**DOCUMENT SECTION**
##########

# Logarithmic Laws

$$\log_{a}{(xy)} = \log_{a}{x} + \log_{a}{y}$$
$\textit{Proof}$
Let $A=\log_{a}{x}$ and $B=\log_{a}{y}$.
Then $a^A = x$ and $a^B=y$.
\begin{align} a^A \times a^B&= xy \\ a^{A+B} &= xy \\ A+B &= \log_{a}{(xy)} \\ \therefore \log_{a}{x}+\log_{a}{y} &= \log_{a}{(xy)} \\ \end{align}

$$\log_{a}{\dfrac{x}{y}} = \log_{a}{x} – \log_{a}{y}$$
$\textit{Proof}$
Let $A=\log_{a}{x}$ and $B=\log_{a}{y}$.
Then $a^A = x$ and $a^B=y$.
\begin{align} \dfrac{a^A}{a^B} &= \dfrac{a}{y} \\ a^{A-B} &= \dfrac{x}{y} \\ A-B &= \log_{a}{\dfrac{x}{y}} \\ \therefore \log_{a}{x} – \log_{a}{y} &= \log_{a}{\dfrac{x}{y}} \\ \end{align}

$$\log_{a}{x^n} = n\log_{a}{x}$$
$\textit{Proof}$
\begin{align} \log_{a}{x^n} &= \log_{a}{(\overbrace{x \times x \times \cdots \times x}^{n})} \\ &= \overbrace{\log_{a}{x} + \log_{a}{x} + \cdots + \log_{a}{x}}^{n} \\ &= n\log_{a}{x} \\ \therefore \log_{a}{x^n} &= n\log_{a}{x} \\ \end{align}

$$\log_{a}{1} = 0$$
$\textit{Proof}$
\begin{align} a^0 &= 1 \\ \therefore 0 &= \log_{a}{1} \\ \end{align}

$$\log_{a}{a} = 1$$
$\textit{Proof}$
\begin{align} a^1 &= a \\ \therefore 1 &= \log_{a}{a} \\ \end{align}

Please ensure the following as often many students made the following mistakes in the past.

\begin{align} \log_{a}{x} + \log_{a}{y} &\ne \log_{a}{(x+y)} \\ \log_{a}{x} – \log_{a}{y} &\ne \log_{a}{(x-y)} \\ \log_{a}{x} \times \log_{a}{y} &\ne \log_{a}{(xy)} \\ \dfrac{\log_{a}{x}}{\log_{a}{y}} &\ne \log_{a}{\dfrac{x}{y}} \\ \end{align}

It is importantto remember that each rule works only works if the base $a$ is the same for each term.

### Example 1

Use the logarithmic laws to write $\log_{2}{3} + \log_{2}{7}$ as a single logarithm.

##########

**GIVEN ENTRIES**

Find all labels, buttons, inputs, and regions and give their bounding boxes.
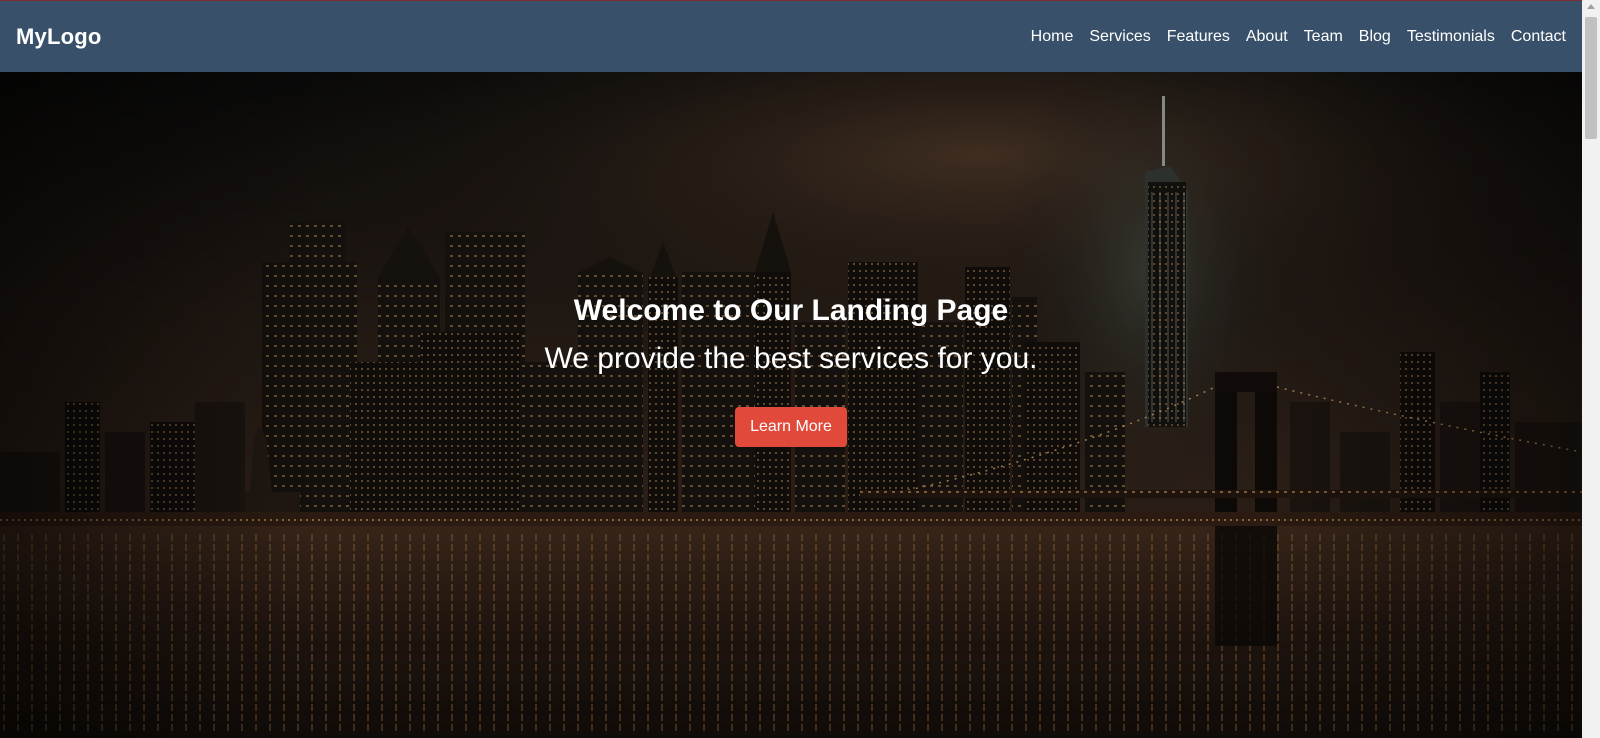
nav-link-contact[interactable]: Contact xyxy=(1511,28,1566,46)
nav-link-services[interactable]: Services xyxy=(1089,28,1150,46)
nav-link-blog[interactable]: Blog xyxy=(1359,28,1391,46)
nav-link-team[interactable]: Team xyxy=(1304,28,1343,46)
learn-more-button[interactable]: Learn More xyxy=(735,407,847,447)
hero-title: Welcome to Our Landing Page xyxy=(573,294,1009,327)
hero-subtitle: We provide the best services for you. xyxy=(544,342,1038,375)
scroll-up-arrow-icon[interactable] xyxy=(1587,4,1595,9)
nav-link-about[interactable]: About xyxy=(1246,28,1288,46)
site-header: MyLogo Home Services Features About Team… xyxy=(0,1,1582,72)
scrollbar-thumb[interactable] xyxy=(1585,17,1597,139)
nav-link-features[interactable]: Features xyxy=(1167,28,1230,46)
nav-link-testimonials[interactable]: Testimonials xyxy=(1407,28,1495,46)
vertical-scrollbar[interactable] xyxy=(1582,0,1600,738)
main-nav: Home Services Features About Team Blog T… xyxy=(1015,28,1566,46)
site-logo[interactable]: MyLogo xyxy=(16,24,102,50)
nav-link-home[interactable]: Home xyxy=(1031,28,1074,46)
hero-section: Welcome to Our Landing Page We provide t… xyxy=(0,72,1582,738)
hero-content: Welcome to Our Landing Page We provide t… xyxy=(0,72,1582,738)
landing-page: MyLogo Home Services Features About Team… xyxy=(0,0,1600,738)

##########

**WORK INSTRUCTIONS**
**1)** In the logarithmic laws text, starting at "Please ensure the" and ending at "for each term.", reproduce the passage with "students" changed to "learners".
**2)** According to the logarithmic laws text, what is the value of the logarithm of a to the base a?
**3)** Carry on writing the logarithmic laws text, picking up after its final sentence.
The lines that come after the text play no part in these tasks.

**TASK RESPONSES**
**1)**
Please ensure the following as often many learners made the following mistakes in the past.

\begin{align} \log_{a}{x} + \log_{a}{y} &\ne \log_{a}{(x+y)} \\ \log_{a}{x} – \log_{a}{y} &\ne \log_{a}{(x-y)} \\ \log_{a}{x} \times \log_{a}{y} &\ne \log_{a}{(xy)} \\ \dfrac{\log_{a}{x}}{\log_{a}{y}} &\ne \log_{a}{\dfrac{x}{y}} \\ \end{align}

It is importantto remember that each rule works only works if the base $a$ is the same for each term.

**2)** It equals 1.

**3)**
\begin{align} \displaystyle \log_{2}{3} + \log_{2}{7} &= \log_{2}{(3 \times 7)} \\ &= \log_{2}{21} \\ \end{align}

### Example 2

Use the logarithmic laws to write $\log_{4}{24} – \log_{4}{6}$ as an integer.

\begin{align} \displaystyle \log_{4}{24} – \log_{4}{6} &= \log_{4}{\dfrac{24}{6}} \\ &= \log_{4}{4} \\ &= 1 \\ \end{align}

### Example 3

Use the logarithmic laws to write $2\log_{5}{4} – 3\log_{5}{2}$ as a single logarithm.

\begin{align} \displaystyle 2\log_{5}{4} – 3\log_{5}{2} &= \log_{5}{4^2} – \log_{5}{2^3} \\ &= \log_{5}{16} – \log_{5}{8} \\ &= \log_{5}{\dfrac{16}{8}} \\ &= \log_{5}{2} \\ \end{align}

### Example 4

Use the logarithmic laws to write $\log_{a}{24}$ in terms of $x$ and $y$ given $x=\log_{a}{2}$ and $y=\log_{a}{3}$.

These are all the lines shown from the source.